## START PROVIDED MATERIAL

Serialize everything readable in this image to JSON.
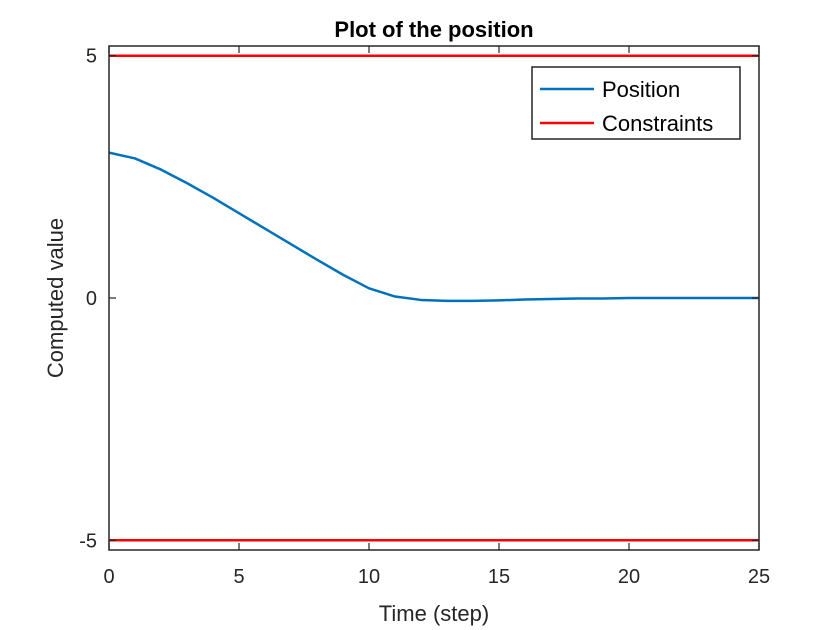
{
  "chart_data": {
    "type": "line",
    "title": "Plot of the position",
    "xlabel": "Time (step)",
    "ylabel": "Computed value",
    "xlim": [
      0,
      25
    ],
    "ylim": [
      -5.2,
      5.2
    ],
    "xticks": [
      0,
      5,
      10,
      15,
      20,
      25
    ],
    "xtick_labels": [
      "0",
      "5",
      "10",
      "15",
      "20",
      "25"
    ],
    "yticks": [
      -5,
      0,
      5
    ],
    "ytick_labels": [
      "-5",
      "0",
      "5"
    ],
    "grid": false,
    "legend_position": "top-right",
    "series": [
      {
        "name": "Position",
        "color": "#0072BD",
        "x": [
          0,
          1,
          2,
          3,
          4,
          5,
          6,
          7,
          8,
          9,
          10,
          11,
          12,
          13,
          14,
          15,
          16,
          17,
          18,
          19,
          20,
          21,
          22,
          23,
          24,
          25
        ],
        "y": [
          3.0,
          2.88,
          2.65,
          2.37,
          2.07,
          1.75,
          1.43,
          1.11,
          0.79,
          0.48,
          0.2,
          0.03,
          -0.04,
          -0.06,
          -0.06,
          -0.05,
          -0.03,
          -0.02,
          -0.01,
          -0.01,
          0.0,
          0.0,
          0.0,
          0.0,
          0.0,
          0.0
        ]
      },
      {
        "name": "Constraints",
        "color": "#FF0000",
        "x": [
          0,
          25
        ],
        "y": [
          5,
          5
        ]
      },
      {
        "name": "",
        "color": "#FF0000",
        "x": [
          0,
          25
        ],
        "y": [
          -5,
          -5
        ]
      }
    ],
    "legend": [
      {
        "label": "Position",
        "color": "#0072BD"
      },
      {
        "label": "Constraints",
        "color": "#FF0000"
      }
    ]
  }
}
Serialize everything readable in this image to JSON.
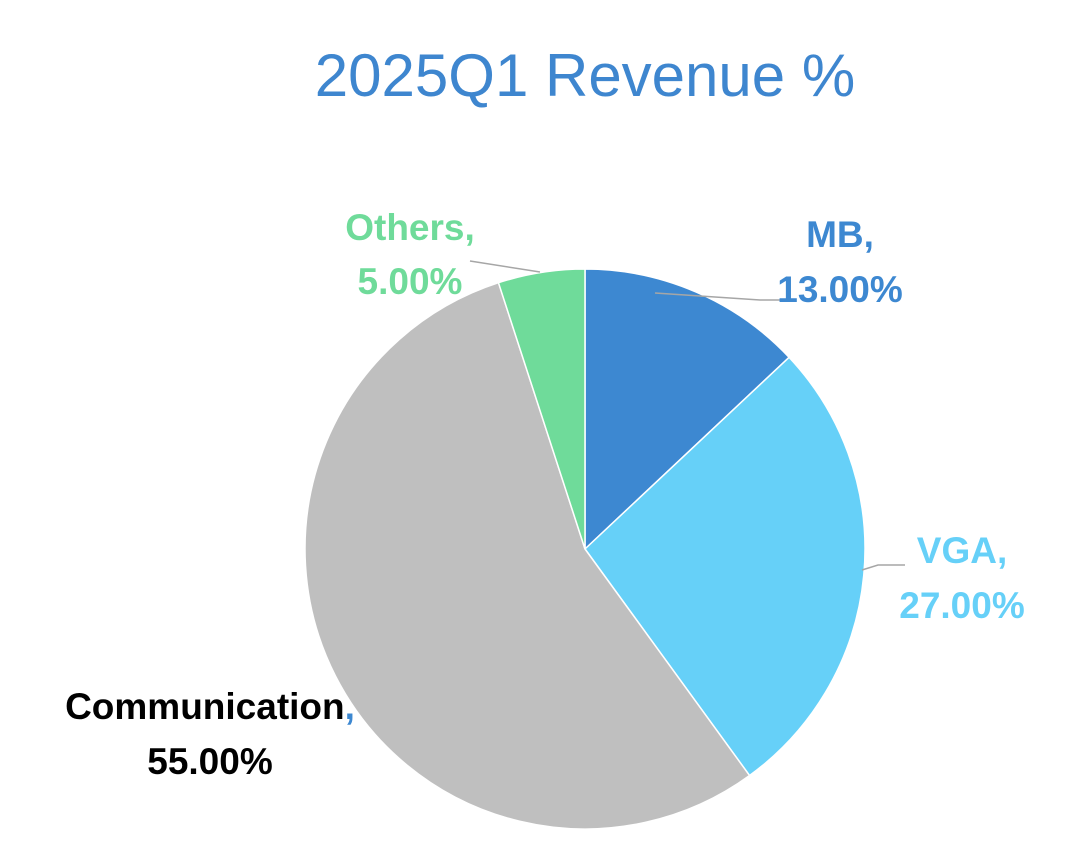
{
  "chart_data": {
    "type": "pie",
    "title": "2025Q1 Revenue %",
    "title_color": "#3e86cf",
    "start_angle_deg": 0,
    "direction": "clockwise",
    "slices": [
      {
        "name": "MB",
        "value": 13.0,
        "label_name": "MB,",
        "label_value": "13.00%",
        "color": "#3d88d1",
        "label_color": "#3d88d1",
        "comma_color": "#3d88d1"
      },
      {
        "name": "VGA",
        "value": 27.0,
        "label_name": "VGA,",
        "label_value": "27.00%",
        "color": "#66d0f8",
        "label_color": "#66d0f8",
        "comma_color": "#66d0f8"
      },
      {
        "name": "Communication",
        "value": 55.0,
        "label_name": "Communication",
        "label_comma": ",",
        "label_value": "55.00%",
        "color": "#bfbfbf",
        "label_color": "#000000",
        "comma_color": "#3d88d1"
      },
      {
        "name": "Others",
        "value": 5.0,
        "label_name": "Others,",
        "label_value": "5.00%",
        "color": "#6fdb9a",
        "label_color": "#6fdb9a",
        "comma_color": "#6fdb9a"
      }
    ],
    "leader_line_color": "#a6a6a6"
  }
}
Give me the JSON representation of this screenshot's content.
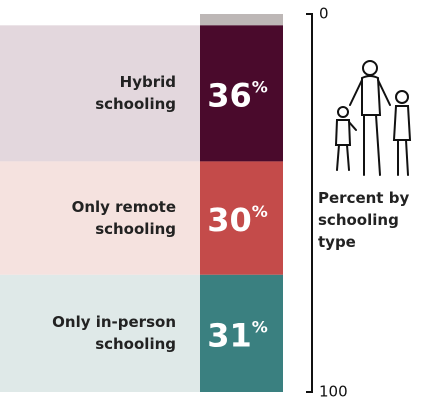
{
  "chart_data": {
    "type": "stacked-column",
    "categories": [
      null,
      "Hybrid schooling",
      "Only remote schooling",
      "Only in-person schooling"
    ],
    "values": [
      3,
      36,
      30,
      31
    ],
    "value_unit": "%",
    "colors": [
      "#bdb7b6",
      "#4a0a2c",
      "#c44b4a",
      "#3a8080"
    ],
    "band_colors": [
      null,
      "#e3d7dd",
      "#f5e2df",
      "#dfe9e8"
    ],
    "axis_label": "Percent by schooling type",
    "ylim": [
      0,
      100
    ],
    "yticks": [
      0,
      100
    ]
  }
}
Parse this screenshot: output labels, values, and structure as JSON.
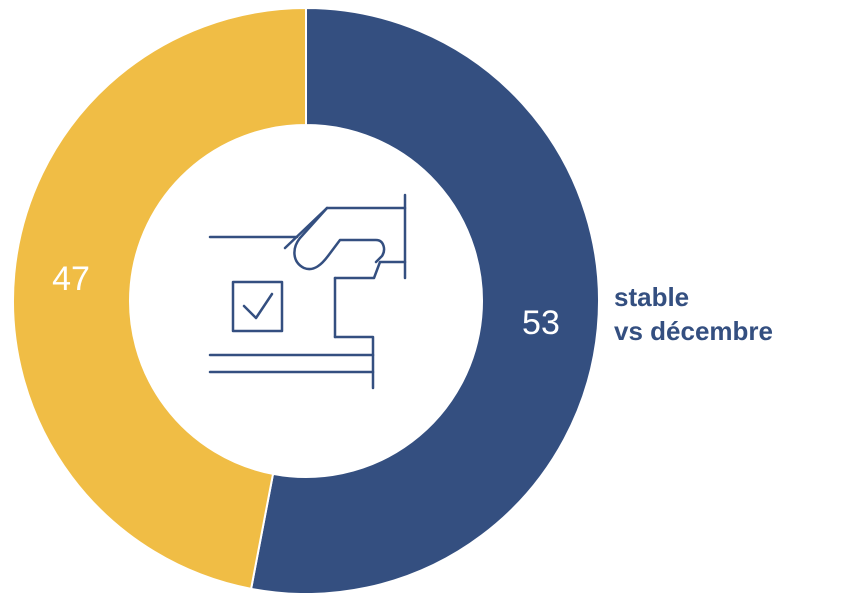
{
  "chart_data": {
    "type": "pie",
    "donut": true,
    "slices": [
      {
        "value": 53,
        "label": "53",
        "color": "#344f80"
      },
      {
        "value": 47,
        "label": "47",
        "color": "#f0bd45"
      }
    ],
    "center_icon": "ballot-box-vote-icon",
    "annotation": {
      "line1": "stable",
      "line2": "vs décembre",
      "color": "#344f80"
    }
  }
}
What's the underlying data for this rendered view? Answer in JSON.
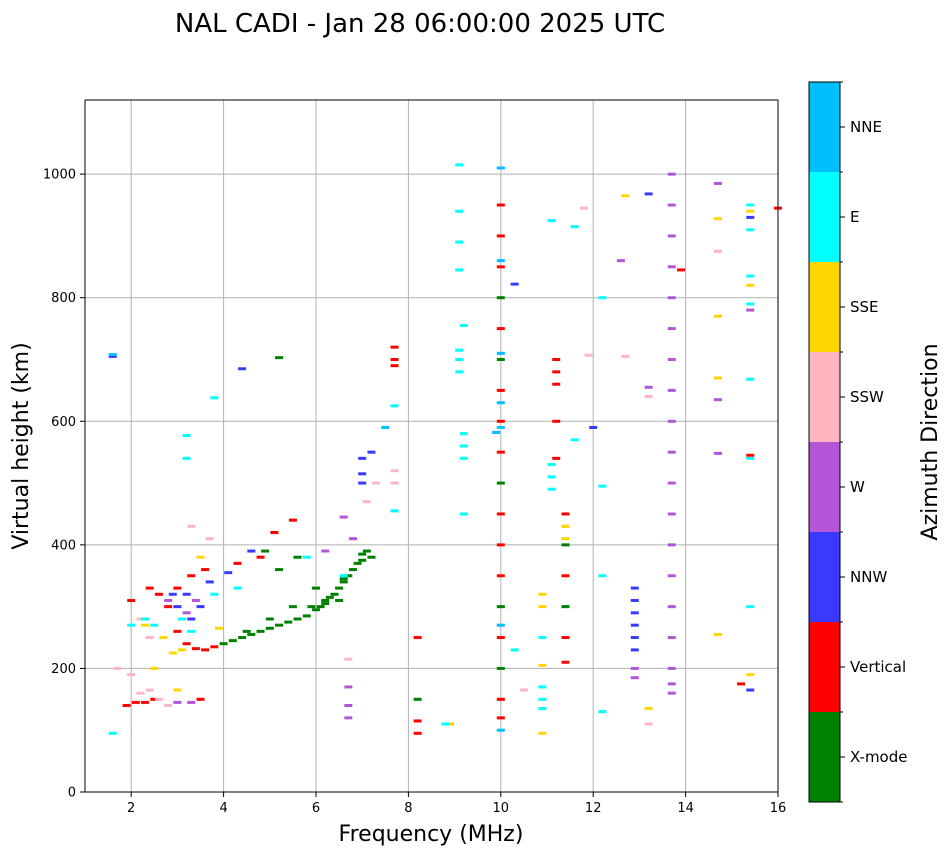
{
  "chart_data": {
    "type": "scatter",
    "title": "NAL CADI - Jan 28 06:00:00 2025 UTC",
    "xlabel": "Frequency (MHz)",
    "ylabel": "Virtual height (km)",
    "xlim": [
      1,
      16
    ],
    "ylim": [
      0,
      1120
    ],
    "xticks": [
      2,
      4,
      6,
      8,
      10,
      12,
      14,
      16
    ],
    "yticks": [
      0,
      200,
      400,
      600,
      800,
      1000
    ],
    "grid": true,
    "colorbar": {
      "label": "Azimuth Direction",
      "categories": [
        "X-mode",
        "Vertical",
        "NNW",
        "W",
        "SSW",
        "SSE",
        "E",
        "NNE"
      ],
      "colors": [
        "#008000",
        "#ff0000",
        "#3a3aff",
        "#b455d8",
        "#ffb6c1",
        "#ffd700",
        "#00ffff",
        "#00bfff"
      ]
    },
    "series": [
      {
        "name": "X-mode",
        "points": [
          [
            4.0,
            240
          ],
          [
            4.2,
            245
          ],
          [
            4.4,
            250
          ],
          [
            4.6,
            255
          ],
          [
            4.8,
            260
          ],
          [
            5.0,
            265
          ],
          [
            5.2,
            270
          ],
          [
            5.4,
            275
          ],
          [
            5.6,
            280
          ],
          [
            5.8,
            285
          ],
          [
            6.0,
            295
          ],
          [
            6.1,
            300
          ],
          [
            6.2,
            310
          ],
          [
            6.3,
            315
          ],
          [
            6.4,
            320
          ],
          [
            6.5,
            330
          ],
          [
            6.6,
            340
          ],
          [
            6.7,
            350
          ],
          [
            6.8,
            360
          ],
          [
            6.9,
            370
          ],
          [
            7.0,
            375
          ],
          [
            7.0,
            385
          ],
          [
            7.1,
            390
          ],
          [
            5.9,
            300
          ],
          [
            6.2,
            305
          ],
          [
            6.5,
            310
          ],
          [
            5.0,
            280
          ],
          [
            4.5,
            260
          ],
          [
            5.5,
            300
          ],
          [
            6.0,
            330
          ],
          [
            6.6,
            345
          ],
          [
            7.2,
            380
          ],
          [
            5.2,
            360
          ],
          [
            5.6,
            380
          ],
          [
            4.9,
            390
          ],
          [
            10.0,
            800
          ],
          [
            10.0,
            700
          ],
          [
            10.0,
            500
          ],
          [
            10.0,
            300
          ],
          [
            10.0,
            200
          ],
          [
            11.4,
            300
          ],
          [
            11.4,
            400
          ],
          [
            8.2,
            150
          ],
          [
            5.2,
            703
          ]
        ]
      },
      {
        "name": "Vertical",
        "points": [
          [
            3.6,
            230
          ],
          [
            3.8,
            235
          ],
          [
            3.4,
            232
          ],
          [
            3.2,
            240
          ],
          [
            3.0,
            260
          ],
          [
            2.8,
            300
          ],
          [
            2.6,
            320
          ],
          [
            2.4,
            330
          ],
          [
            2.0,
            310
          ],
          [
            1.9,
            140
          ],
          [
            2.1,
            145
          ],
          [
            2.3,
            145
          ],
          [
            2.5,
            150
          ],
          [
            3.6,
            360
          ],
          [
            3.3,
            350
          ],
          [
            3.0,
            330
          ],
          [
            4.3,
            370
          ],
          [
            4.8,
            380
          ],
          [
            5.1,
            420
          ],
          [
            5.5,
            440
          ],
          [
            3.5,
            150
          ],
          [
            7.7,
            700
          ],
          [
            7.7,
            690
          ],
          [
            7.7,
            720
          ],
          [
            10.0,
            950
          ],
          [
            10.0,
            900
          ],
          [
            10.0,
            850
          ],
          [
            10.0,
            750
          ],
          [
            10.0,
            650
          ],
          [
            10.0,
            600
          ],
          [
            10.0,
            550
          ],
          [
            10.0,
            450
          ],
          [
            10.0,
            400
          ],
          [
            10.0,
            350
          ],
          [
            10.0,
            250
          ],
          [
            10.0,
            150
          ],
          [
            10.0,
            120
          ],
          [
            11.2,
            700
          ],
          [
            11.2,
            680
          ],
          [
            11.2,
            660
          ],
          [
            11.2,
            600
          ],
          [
            11.2,
            540
          ],
          [
            11.4,
            450
          ],
          [
            11.4,
            350
          ],
          [
            11.4,
            250
          ],
          [
            11.4,
            210
          ],
          [
            8.2,
            250
          ],
          [
            8.2,
            95
          ],
          [
            8.2,
            115
          ],
          [
            15.2,
            175
          ],
          [
            15.4,
            545
          ],
          [
            16.0,
            945
          ],
          [
            13.9,
            845
          ]
        ]
      },
      {
        "name": "NNW",
        "points": [
          [
            2.9,
            320
          ],
          [
            3.2,
            320
          ],
          [
            3.0,
            300
          ],
          [
            3.7,
            340
          ],
          [
            4.1,
            355
          ],
          [
            4.6,
            390
          ],
          [
            3.3,
            280
          ],
          [
            3.5,
            300
          ],
          [
            7.0,
            540
          ],
          [
            7.2,
            550
          ],
          [
            7.0,
            515
          ],
          [
            7.0,
            500
          ],
          [
            12.9,
            330
          ],
          [
            12.9,
            310
          ],
          [
            12.9,
            290
          ],
          [
            12.9,
            270
          ],
          [
            12.9,
            250
          ],
          [
            12.9,
            230
          ],
          [
            10.3,
            822
          ],
          [
            15.4,
            165
          ],
          [
            15.4,
            930
          ],
          [
            13.2,
            968
          ],
          [
            12.0,
            590
          ],
          [
            4.4,
            685
          ],
          [
            1.6,
            705
          ]
        ]
      },
      {
        "name": "W",
        "points": [
          [
            2.8,
            310
          ],
          [
            3.2,
            290
          ],
          [
            3.4,
            310
          ],
          [
            3.3,
            145
          ],
          [
            3.0,
            145
          ],
          [
            6.6,
            445
          ],
          [
            6.8,
            410
          ],
          [
            6.2,
            390
          ],
          [
            6.7,
            120
          ],
          [
            6.7,
            140
          ],
          [
            6.7,
            170
          ],
          [
            13.7,
            200
          ],
          [
            13.7,
            250
          ],
          [
            13.7,
            300
          ],
          [
            13.7,
            350
          ],
          [
            13.7,
            400
          ],
          [
            13.7,
            450
          ],
          [
            13.7,
            500
          ],
          [
            13.7,
            550
          ],
          [
            13.7,
            600
          ],
          [
            13.7,
            650
          ],
          [
            13.7,
            700
          ],
          [
            13.7,
            750
          ],
          [
            13.7,
            800
          ],
          [
            13.7,
            850
          ],
          [
            13.7,
            900
          ],
          [
            13.7,
            950
          ],
          [
            13.7,
            1000
          ],
          [
            13.7,
            160
          ],
          [
            13.7,
            175
          ],
          [
            12.9,
            200
          ],
          [
            12.9,
            185
          ],
          [
            14.7,
            635
          ],
          [
            14.7,
            548
          ],
          [
            14.7,
            985
          ],
          [
            12.6,
            860
          ],
          [
            15.4,
            780
          ],
          [
            13.2,
            655
          ]
        ]
      },
      {
        "name": "SSW",
        "points": [
          [
            2.2,
            160
          ],
          [
            2.4,
            165
          ],
          [
            2.6,
            150
          ],
          [
            2.8,
            140
          ],
          [
            2.0,
            190
          ],
          [
            2.2,
            280
          ],
          [
            2.4,
            250
          ],
          [
            3.3,
            430
          ],
          [
            7.1,
            470
          ],
          [
            7.3,
            500
          ],
          [
            7.7,
            520
          ],
          [
            7.7,
            500
          ],
          [
            6.7,
            215
          ],
          [
            11.4,
            430
          ],
          [
            13.2,
            640
          ],
          [
            14.7,
            875
          ],
          [
            12.7,
            705
          ],
          [
            11.9,
            707
          ],
          [
            11.8,
            945
          ],
          [
            10.5,
            165
          ],
          [
            13.2,
            110
          ],
          [
            1.7,
            200
          ],
          [
            3.7,
            410
          ]
        ]
      },
      {
        "name": "SSE",
        "points": [
          [
            2.3,
            270
          ],
          [
            2.5,
            200
          ],
          [
            2.9,
            225
          ],
          [
            3.1,
            230
          ],
          [
            2.7,
            250
          ],
          [
            3.9,
            265
          ],
          [
            3.5,
            380
          ],
          [
            10.9,
            320
          ],
          [
            10.9,
            300
          ],
          [
            10.9,
            205
          ],
          [
            10.9,
            95
          ],
          [
            11.4,
            410
          ],
          [
            11.4,
            430
          ],
          [
            13.2,
            135
          ],
          [
            14.7,
            255
          ],
          [
            14.7,
            670
          ],
          [
            14.7,
            770
          ],
          [
            14.7,
            928
          ],
          [
            12.7,
            965
          ],
          [
            15.4,
            820
          ],
          [
            15.4,
            940
          ],
          [
            15.4,
            190
          ],
          [
            8.9,
            110
          ],
          [
            3.0,
            165
          ]
        ]
      },
      {
        "name": "E",
        "points": [
          [
            2.0,
            270
          ],
          [
            2.5,
            270
          ],
          [
            2.3,
            280
          ],
          [
            3.1,
            280
          ],
          [
            3.3,
            260
          ],
          [
            3.8,
            320
          ],
          [
            4.3,
            330
          ],
          [
            5.8,
            380
          ],
          [
            6.6,
            350
          ],
          [
            9.1,
            1015
          ],
          [
            9.1,
            940
          ],
          [
            9.1,
            890
          ],
          [
            9.1,
            845
          ],
          [
            9.2,
            755
          ],
          [
            9.1,
            715
          ],
          [
            9.1,
            700
          ],
          [
            9.1,
            680
          ],
          [
            9.2,
            580
          ],
          [
            9.2,
            560
          ],
          [
            9.2,
            540
          ],
          [
            9.2,
            450
          ],
          [
            10.9,
            250
          ],
          [
            10.9,
            170
          ],
          [
            10.9,
            150
          ],
          [
            10.9,
            135
          ],
          [
            10.3,
            230
          ],
          [
            11.1,
            530
          ],
          [
            11.1,
            510
          ],
          [
            11.1,
            490
          ],
          [
            12.2,
            800
          ],
          [
            12.2,
            495
          ],
          [
            12.2,
            350
          ],
          [
            12.2,
            130
          ],
          [
            15.4,
            300
          ],
          [
            15.4,
            540
          ],
          [
            15.4,
            668
          ],
          [
            15.4,
            790
          ],
          [
            15.4,
            835
          ],
          [
            15.4,
            910
          ],
          [
            15.4,
            950
          ],
          [
            11.6,
            915
          ],
          [
            11.1,
            925
          ],
          [
            11.6,
            570
          ],
          [
            7.7,
            625
          ],
          [
            7.7,
            455
          ],
          [
            8.8,
            110
          ],
          [
            1.6,
            95
          ],
          [
            3.2,
            577
          ],
          [
            3.2,
            540
          ],
          [
            3.8,
            638
          ]
        ]
      },
      {
        "name": "NNE",
        "points": [
          [
            10.0,
            1010
          ],
          [
            10.0,
            860
          ],
          [
            10.0,
            710
          ],
          [
            10.0,
            630
          ],
          [
            10.0,
            590
          ],
          [
            10.0,
            270
          ],
          [
            10.0,
            100
          ],
          [
            9.9,
            582
          ],
          [
            7.5,
            590
          ],
          [
            1.6,
            708
          ]
        ]
      }
    ]
  }
}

## END PROVIDED MATERIAL

SHORT PROBLEM –
Give the number of lines in the listing above that contain "Only", and nothing else.

EXERCISE RESPONSE –
2